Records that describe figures
_ _ _ _ _
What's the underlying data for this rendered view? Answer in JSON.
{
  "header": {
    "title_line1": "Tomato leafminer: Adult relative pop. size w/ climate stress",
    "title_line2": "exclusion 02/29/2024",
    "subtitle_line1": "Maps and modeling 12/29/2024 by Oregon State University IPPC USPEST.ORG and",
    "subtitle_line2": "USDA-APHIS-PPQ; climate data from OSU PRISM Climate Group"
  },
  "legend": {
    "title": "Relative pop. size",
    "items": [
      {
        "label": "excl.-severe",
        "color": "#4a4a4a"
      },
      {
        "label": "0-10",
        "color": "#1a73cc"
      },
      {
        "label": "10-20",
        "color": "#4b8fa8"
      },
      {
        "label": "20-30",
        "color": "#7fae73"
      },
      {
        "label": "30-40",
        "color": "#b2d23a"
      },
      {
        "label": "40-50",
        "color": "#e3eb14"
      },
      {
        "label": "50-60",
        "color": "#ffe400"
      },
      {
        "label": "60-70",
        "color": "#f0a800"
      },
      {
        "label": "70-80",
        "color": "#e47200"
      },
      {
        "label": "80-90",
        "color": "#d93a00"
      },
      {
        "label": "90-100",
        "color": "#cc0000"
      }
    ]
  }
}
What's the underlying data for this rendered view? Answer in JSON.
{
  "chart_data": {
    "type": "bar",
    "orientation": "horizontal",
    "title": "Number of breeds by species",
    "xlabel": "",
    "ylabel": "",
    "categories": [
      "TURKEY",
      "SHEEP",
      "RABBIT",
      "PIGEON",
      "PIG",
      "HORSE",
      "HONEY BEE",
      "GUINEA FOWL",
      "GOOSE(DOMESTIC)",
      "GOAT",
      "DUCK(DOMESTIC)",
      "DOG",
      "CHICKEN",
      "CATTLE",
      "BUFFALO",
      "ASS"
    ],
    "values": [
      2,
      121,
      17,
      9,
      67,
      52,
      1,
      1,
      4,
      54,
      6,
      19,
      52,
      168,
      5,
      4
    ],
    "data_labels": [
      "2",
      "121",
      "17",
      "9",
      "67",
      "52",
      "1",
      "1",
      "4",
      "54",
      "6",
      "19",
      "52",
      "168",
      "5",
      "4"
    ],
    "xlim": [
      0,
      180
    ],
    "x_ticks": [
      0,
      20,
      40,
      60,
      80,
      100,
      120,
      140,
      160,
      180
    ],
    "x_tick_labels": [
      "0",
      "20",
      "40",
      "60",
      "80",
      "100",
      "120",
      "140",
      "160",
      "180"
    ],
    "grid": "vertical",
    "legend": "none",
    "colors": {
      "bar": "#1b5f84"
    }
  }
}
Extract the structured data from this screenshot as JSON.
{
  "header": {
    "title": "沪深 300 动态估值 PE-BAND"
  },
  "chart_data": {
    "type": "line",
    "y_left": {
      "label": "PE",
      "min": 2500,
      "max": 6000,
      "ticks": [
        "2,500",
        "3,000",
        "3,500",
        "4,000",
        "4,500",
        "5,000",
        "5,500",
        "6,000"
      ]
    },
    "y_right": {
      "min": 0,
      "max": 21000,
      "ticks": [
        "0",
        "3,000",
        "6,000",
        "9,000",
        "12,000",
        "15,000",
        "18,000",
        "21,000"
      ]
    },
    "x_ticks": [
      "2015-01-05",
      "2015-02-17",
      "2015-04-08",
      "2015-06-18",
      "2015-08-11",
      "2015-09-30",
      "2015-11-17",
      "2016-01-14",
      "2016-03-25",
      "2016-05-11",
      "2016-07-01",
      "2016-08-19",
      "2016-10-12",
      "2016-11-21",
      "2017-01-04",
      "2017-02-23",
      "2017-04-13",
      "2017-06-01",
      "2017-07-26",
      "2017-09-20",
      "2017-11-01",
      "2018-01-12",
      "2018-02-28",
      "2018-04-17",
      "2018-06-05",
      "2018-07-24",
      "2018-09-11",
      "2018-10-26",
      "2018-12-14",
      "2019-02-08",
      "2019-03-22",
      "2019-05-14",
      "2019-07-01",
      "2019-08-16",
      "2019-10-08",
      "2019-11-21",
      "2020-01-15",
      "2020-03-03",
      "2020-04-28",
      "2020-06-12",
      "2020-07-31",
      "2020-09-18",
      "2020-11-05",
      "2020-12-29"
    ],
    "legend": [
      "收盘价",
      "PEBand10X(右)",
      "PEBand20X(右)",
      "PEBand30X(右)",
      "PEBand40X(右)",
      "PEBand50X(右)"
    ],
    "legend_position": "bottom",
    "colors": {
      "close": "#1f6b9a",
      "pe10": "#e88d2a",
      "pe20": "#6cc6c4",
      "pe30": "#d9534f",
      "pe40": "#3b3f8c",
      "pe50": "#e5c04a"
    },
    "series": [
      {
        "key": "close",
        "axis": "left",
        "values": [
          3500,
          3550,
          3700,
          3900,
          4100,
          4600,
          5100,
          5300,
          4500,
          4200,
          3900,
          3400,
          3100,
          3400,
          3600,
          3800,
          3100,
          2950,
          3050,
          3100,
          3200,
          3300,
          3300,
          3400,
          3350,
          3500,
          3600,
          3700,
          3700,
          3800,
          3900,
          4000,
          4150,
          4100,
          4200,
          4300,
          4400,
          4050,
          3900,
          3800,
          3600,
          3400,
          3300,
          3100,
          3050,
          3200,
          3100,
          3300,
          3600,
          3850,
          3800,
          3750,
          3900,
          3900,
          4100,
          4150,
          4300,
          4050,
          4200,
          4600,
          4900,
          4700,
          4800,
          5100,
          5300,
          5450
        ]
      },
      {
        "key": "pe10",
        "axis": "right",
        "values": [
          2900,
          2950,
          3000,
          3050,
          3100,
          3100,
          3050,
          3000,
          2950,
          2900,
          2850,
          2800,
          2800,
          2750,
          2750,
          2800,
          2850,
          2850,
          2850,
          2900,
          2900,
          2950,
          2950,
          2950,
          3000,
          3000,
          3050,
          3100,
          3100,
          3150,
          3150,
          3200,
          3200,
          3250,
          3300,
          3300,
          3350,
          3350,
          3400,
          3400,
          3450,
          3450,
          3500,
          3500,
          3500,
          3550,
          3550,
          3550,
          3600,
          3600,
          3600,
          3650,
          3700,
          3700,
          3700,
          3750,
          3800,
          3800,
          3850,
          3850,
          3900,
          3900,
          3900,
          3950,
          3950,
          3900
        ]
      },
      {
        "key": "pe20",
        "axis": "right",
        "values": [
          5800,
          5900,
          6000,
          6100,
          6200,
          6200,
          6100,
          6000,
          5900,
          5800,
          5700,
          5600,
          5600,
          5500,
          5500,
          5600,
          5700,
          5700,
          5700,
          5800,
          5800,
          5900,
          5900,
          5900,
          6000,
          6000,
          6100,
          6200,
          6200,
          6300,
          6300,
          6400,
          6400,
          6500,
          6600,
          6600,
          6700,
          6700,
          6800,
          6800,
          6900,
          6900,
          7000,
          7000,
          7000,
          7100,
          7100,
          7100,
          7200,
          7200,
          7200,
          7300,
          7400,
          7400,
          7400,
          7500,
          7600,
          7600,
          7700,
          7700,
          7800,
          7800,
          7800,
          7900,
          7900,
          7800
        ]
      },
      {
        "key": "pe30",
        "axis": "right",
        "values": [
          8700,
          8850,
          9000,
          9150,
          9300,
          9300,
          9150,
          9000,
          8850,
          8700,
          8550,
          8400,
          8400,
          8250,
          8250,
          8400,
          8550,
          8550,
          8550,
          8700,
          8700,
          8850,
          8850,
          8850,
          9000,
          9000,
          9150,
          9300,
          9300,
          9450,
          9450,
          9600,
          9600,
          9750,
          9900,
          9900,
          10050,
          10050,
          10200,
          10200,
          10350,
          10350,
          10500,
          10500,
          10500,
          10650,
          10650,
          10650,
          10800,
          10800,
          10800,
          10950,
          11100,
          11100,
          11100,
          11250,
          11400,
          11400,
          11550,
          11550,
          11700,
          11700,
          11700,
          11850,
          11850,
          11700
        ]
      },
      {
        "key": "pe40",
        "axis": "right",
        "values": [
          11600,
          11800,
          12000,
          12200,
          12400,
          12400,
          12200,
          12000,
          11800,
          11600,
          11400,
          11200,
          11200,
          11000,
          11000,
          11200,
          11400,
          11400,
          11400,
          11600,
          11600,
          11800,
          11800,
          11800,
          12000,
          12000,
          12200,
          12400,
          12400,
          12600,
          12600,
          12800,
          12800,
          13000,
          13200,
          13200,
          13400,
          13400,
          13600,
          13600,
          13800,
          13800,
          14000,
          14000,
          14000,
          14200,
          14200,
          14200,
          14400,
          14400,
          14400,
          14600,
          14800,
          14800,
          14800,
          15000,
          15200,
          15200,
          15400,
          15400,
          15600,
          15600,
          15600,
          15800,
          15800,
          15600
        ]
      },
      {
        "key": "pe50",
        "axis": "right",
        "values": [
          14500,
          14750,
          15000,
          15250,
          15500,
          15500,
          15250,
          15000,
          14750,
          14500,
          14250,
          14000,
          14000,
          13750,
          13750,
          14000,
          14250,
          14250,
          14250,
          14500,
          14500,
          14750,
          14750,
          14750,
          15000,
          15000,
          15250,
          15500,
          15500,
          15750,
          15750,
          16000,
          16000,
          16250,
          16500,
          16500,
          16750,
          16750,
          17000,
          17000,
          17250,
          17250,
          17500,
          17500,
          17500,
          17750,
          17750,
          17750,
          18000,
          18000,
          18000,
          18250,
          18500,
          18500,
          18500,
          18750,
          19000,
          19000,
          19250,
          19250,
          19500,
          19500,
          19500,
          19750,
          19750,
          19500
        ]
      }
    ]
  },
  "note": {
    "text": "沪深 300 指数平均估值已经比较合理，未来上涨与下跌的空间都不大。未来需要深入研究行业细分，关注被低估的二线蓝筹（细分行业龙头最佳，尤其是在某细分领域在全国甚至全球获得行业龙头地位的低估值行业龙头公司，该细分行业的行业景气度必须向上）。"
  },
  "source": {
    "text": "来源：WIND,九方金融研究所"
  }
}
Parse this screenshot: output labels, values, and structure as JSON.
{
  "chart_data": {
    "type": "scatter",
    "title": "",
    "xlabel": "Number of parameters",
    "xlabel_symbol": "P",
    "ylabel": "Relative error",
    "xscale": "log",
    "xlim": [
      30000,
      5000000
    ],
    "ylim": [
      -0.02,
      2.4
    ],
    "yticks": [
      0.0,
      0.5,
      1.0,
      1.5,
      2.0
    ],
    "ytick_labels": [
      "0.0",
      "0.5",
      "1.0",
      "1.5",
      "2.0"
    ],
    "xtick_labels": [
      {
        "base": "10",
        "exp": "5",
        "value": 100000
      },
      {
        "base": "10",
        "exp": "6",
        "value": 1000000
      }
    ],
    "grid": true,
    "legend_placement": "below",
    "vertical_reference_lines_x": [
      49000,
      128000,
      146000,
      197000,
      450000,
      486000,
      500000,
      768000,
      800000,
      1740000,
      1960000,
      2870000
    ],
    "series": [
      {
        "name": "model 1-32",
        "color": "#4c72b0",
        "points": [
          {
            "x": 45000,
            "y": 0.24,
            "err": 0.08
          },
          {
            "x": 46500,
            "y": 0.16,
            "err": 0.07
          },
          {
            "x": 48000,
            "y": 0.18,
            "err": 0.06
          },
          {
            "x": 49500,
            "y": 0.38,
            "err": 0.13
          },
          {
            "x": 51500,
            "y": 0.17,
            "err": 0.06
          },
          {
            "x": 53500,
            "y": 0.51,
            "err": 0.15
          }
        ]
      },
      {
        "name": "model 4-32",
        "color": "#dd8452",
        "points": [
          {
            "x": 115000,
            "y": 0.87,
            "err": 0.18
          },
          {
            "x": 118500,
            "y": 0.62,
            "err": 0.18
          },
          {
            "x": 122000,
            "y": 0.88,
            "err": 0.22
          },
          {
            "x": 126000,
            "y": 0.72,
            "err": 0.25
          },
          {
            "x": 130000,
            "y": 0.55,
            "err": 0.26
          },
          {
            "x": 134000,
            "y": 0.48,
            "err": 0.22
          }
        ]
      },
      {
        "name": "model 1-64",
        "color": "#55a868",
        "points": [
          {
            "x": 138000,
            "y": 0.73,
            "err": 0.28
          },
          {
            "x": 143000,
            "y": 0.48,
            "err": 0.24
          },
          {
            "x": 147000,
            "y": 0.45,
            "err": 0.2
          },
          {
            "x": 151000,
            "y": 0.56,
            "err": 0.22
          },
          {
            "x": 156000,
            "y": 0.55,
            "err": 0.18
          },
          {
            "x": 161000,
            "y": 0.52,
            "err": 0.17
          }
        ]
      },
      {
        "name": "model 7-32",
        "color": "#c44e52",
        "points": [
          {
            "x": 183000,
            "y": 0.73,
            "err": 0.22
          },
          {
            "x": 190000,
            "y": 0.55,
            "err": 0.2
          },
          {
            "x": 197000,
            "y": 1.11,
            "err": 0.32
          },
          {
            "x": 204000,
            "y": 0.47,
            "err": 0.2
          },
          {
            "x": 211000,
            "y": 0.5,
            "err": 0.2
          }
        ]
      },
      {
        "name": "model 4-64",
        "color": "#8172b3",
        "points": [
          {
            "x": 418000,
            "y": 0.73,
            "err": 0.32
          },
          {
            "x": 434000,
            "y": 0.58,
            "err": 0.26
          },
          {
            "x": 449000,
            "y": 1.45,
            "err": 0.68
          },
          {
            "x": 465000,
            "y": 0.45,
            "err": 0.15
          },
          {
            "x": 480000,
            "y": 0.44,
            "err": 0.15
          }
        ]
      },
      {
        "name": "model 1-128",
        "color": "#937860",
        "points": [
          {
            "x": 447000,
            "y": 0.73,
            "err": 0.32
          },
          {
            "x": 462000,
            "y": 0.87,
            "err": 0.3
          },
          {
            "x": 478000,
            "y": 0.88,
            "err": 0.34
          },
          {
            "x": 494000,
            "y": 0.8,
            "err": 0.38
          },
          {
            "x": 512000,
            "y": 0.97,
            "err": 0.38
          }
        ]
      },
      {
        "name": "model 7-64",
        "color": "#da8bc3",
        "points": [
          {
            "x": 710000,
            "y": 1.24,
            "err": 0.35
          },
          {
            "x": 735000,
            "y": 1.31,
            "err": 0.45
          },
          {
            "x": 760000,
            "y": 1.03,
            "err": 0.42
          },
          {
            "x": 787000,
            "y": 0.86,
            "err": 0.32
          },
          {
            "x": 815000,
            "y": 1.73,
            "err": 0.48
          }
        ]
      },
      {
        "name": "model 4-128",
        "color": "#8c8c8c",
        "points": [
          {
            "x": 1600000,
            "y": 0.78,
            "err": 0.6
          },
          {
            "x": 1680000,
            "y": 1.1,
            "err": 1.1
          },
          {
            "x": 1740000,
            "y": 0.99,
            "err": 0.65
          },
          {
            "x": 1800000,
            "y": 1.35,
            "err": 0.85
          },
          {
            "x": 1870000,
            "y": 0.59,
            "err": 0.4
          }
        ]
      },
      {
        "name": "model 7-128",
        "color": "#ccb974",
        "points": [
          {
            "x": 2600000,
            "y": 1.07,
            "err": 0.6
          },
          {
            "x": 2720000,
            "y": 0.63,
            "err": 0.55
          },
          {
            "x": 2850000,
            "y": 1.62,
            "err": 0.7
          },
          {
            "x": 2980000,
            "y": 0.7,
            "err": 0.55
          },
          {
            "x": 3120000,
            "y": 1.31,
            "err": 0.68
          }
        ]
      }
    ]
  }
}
_ _ _ _ _
Task statement | Pick out each line in the material containing "text".

Solved exercise |
    "text": "沪深 300 指数平均估值已经比较合理，未来上涨与下跌的空间都不大。未来需要深入研究行业细分，关注被低估的二线蓝筹（细分行业龙头最佳，尤其是在某细分领域在全国甚至全球获得行业龙头地位的低估值行业龙头公司，该细分行业的行业景气度必须向上）。"
    "text": "来源：WIND,九方金融研究所"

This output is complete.